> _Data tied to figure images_
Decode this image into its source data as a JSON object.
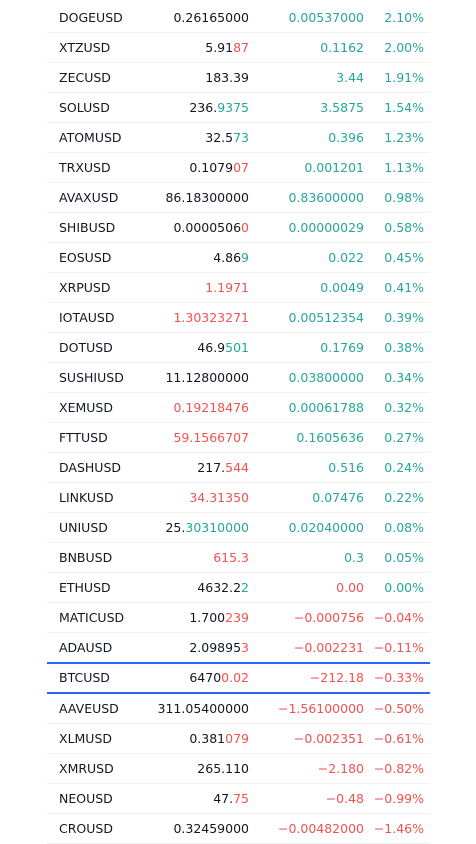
{
  "colors": {
    "up": "#26a69a",
    "down": "#ef5350",
    "text": "#131722",
    "selected_border": "#2962ff"
  },
  "selected_symbol": "BTCUSD",
  "rows": [
    {
      "symbol": "DOGEUSD",
      "last_base": "0.26165000",
      "last_tail": "",
      "last_tail_dir": "",
      "last_dir": "",
      "chg": "0.00537000",
      "chg_pct": "2.10%",
      "dir": "up"
    },
    {
      "symbol": "XTZUSD",
      "last_base": "5.91",
      "last_tail": "87",
      "last_tail_dir": "down",
      "last_dir": "",
      "chg": "0.1162",
      "chg_pct": "2.00%",
      "dir": "up"
    },
    {
      "symbol": "ZECUSD",
      "last_base": "183.39",
      "last_tail": "",
      "last_tail_dir": "",
      "last_dir": "",
      "chg": "3.44",
      "chg_pct": "1.91%",
      "dir": "up"
    },
    {
      "symbol": "SOLUSD",
      "last_base": "236.",
      "last_tail": "9375",
      "last_tail_dir": "up",
      "last_dir": "",
      "chg": "3.5875",
      "chg_pct": "1.54%",
      "dir": "up"
    },
    {
      "symbol": "ATOMUSD",
      "last_base": "32.5",
      "last_tail": "73",
      "last_tail_dir": "up",
      "last_dir": "",
      "chg": "0.396",
      "chg_pct": "1.23%",
      "dir": "up"
    },
    {
      "symbol": "TRXUSD",
      "last_base": "0.1079",
      "last_tail": "07",
      "last_tail_dir": "down",
      "last_dir": "",
      "chg": "0.001201",
      "chg_pct": "1.13%",
      "dir": "up"
    },
    {
      "symbol": "AVAXUSD",
      "last_base": "86.18300000",
      "last_tail": "",
      "last_tail_dir": "",
      "last_dir": "",
      "chg": "0.83600000",
      "chg_pct": "0.98%",
      "dir": "up"
    },
    {
      "symbol": "SHIBUSD",
      "last_base": "0.0000506",
      "last_tail": "0",
      "last_tail_dir": "down",
      "last_dir": "",
      "chg": "0.00000029",
      "chg_pct": "0.58%",
      "dir": "up"
    },
    {
      "symbol": "EOSUSD",
      "last_base": "4.86",
      "last_tail": "9",
      "last_tail_dir": "up",
      "last_dir": "",
      "chg": "0.022",
      "chg_pct": "0.45%",
      "dir": "up"
    },
    {
      "symbol": "XRPUSD",
      "last_base": "1.1971",
      "last_tail": "",
      "last_tail_dir": "",
      "last_dir": "down",
      "chg": "0.0049",
      "chg_pct": "0.41%",
      "dir": "up"
    },
    {
      "symbol": "IOTAUSD",
      "last_base": "1.30323271",
      "last_tail": "",
      "last_tail_dir": "",
      "last_dir": "down",
      "chg": "0.00512354",
      "chg_pct": "0.39%",
      "dir": "up"
    },
    {
      "symbol": "DOTUSD",
      "last_base": "46.9",
      "last_tail": "501",
      "last_tail_dir": "up",
      "last_dir": "",
      "chg": "0.1769",
      "chg_pct": "0.38%",
      "dir": "up"
    },
    {
      "symbol": "SUSHIUSD",
      "last_base": "11.12800000",
      "last_tail": "",
      "last_tail_dir": "",
      "last_dir": "",
      "chg": "0.03800000",
      "chg_pct": "0.34%",
      "dir": "up"
    },
    {
      "symbol": "XEMUSD",
      "last_base": "0.19218476",
      "last_tail": "",
      "last_tail_dir": "",
      "last_dir": "down",
      "chg": "0.00061788",
      "chg_pct": "0.32%",
      "dir": "up"
    },
    {
      "symbol": "FTTUSD",
      "last_base": "59.1566707",
      "last_tail": "",
      "last_tail_dir": "",
      "last_dir": "down",
      "chg": "0.1605636",
      "chg_pct": "0.27%",
      "dir": "up"
    },
    {
      "symbol": "DASHUSD",
      "last_base": "217.",
      "last_tail": "544",
      "last_tail_dir": "down",
      "last_dir": "",
      "chg": "0.516",
      "chg_pct": "0.24%",
      "dir": "up"
    },
    {
      "symbol": "LINKUSD",
      "last_base": "34.31350",
      "last_tail": "",
      "last_tail_dir": "",
      "last_dir": "down",
      "chg": "0.07476",
      "chg_pct": "0.22%",
      "dir": "up"
    },
    {
      "symbol": "UNIUSD",
      "last_base": "25.",
      "last_tail": "30310000",
      "last_tail_dir": "up",
      "last_dir": "",
      "chg": "0.02040000",
      "chg_pct": "0.08%",
      "dir": "up"
    },
    {
      "symbol": "BNBUSD",
      "last_base": "615.3",
      "last_tail": "",
      "last_tail_dir": "",
      "last_dir": "down",
      "chg": "0.3",
      "chg_pct": "0.05%",
      "dir": "up"
    },
    {
      "symbol": "ETHUSD",
      "last_base": "4632.2",
      "last_tail": "2",
      "last_tail_dir": "up",
      "last_dir": "",
      "chg": "0.00",
      "chg_pct": "0.00%",
      "dir": "mixed"
    },
    {
      "symbol": "MATICUSD",
      "last_base": "1.700",
      "last_tail": "239",
      "last_tail_dir": "down",
      "last_dir": "",
      "chg": "−0.000756",
      "chg_pct": "−0.04%",
      "dir": "down"
    },
    {
      "symbol": "ADAUSD",
      "last_base": "2.09895",
      "last_tail": "3",
      "last_tail_dir": "down",
      "last_dir": "",
      "chg": "−0.002231",
      "chg_pct": "−0.11%",
      "dir": "down"
    },
    {
      "symbol": "BTCUSD",
      "last_base": "6470",
      "last_tail": "0.02",
      "last_tail_dir": "down",
      "last_dir": "",
      "chg": "−212.18",
      "chg_pct": "−0.33%",
      "dir": "down"
    },
    {
      "symbol": "AAVEUSD",
      "last_base": "311.05400000",
      "last_tail": "",
      "last_tail_dir": "",
      "last_dir": "",
      "chg": "−1.56100000",
      "chg_pct": "−0.50%",
      "dir": "down"
    },
    {
      "symbol": "XLMUSD",
      "last_base": "0.381",
      "last_tail": "079",
      "last_tail_dir": "down",
      "last_dir": "",
      "chg": "−0.002351",
      "chg_pct": "−0.61%",
      "dir": "down"
    },
    {
      "symbol": "XMRUSD",
      "last_base": "265.110",
      "last_tail": "",
      "last_tail_dir": "",
      "last_dir": "",
      "chg": "−2.180",
      "chg_pct": "−0.82%",
      "dir": "down"
    },
    {
      "symbol": "NEOUSD",
      "last_base": "47.",
      "last_tail": "75",
      "last_tail_dir": "down",
      "last_dir": "",
      "chg": "−0.48",
      "chg_pct": "−0.99%",
      "dir": "down"
    },
    {
      "symbol": "CROUSD",
      "last_base": "0.32459000",
      "last_tail": "",
      "last_tail_dir": "",
      "last_dir": "",
      "chg": "−0.00482000",
      "chg_pct": "−1.46%",
      "dir": "down"
    }
  ]
}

> _WHAT YOU WILL DO_
Among the entries above, how many lines include the word "BTCUSD"? Give the number with no comment.

> _COMPLETE ANSWER_
2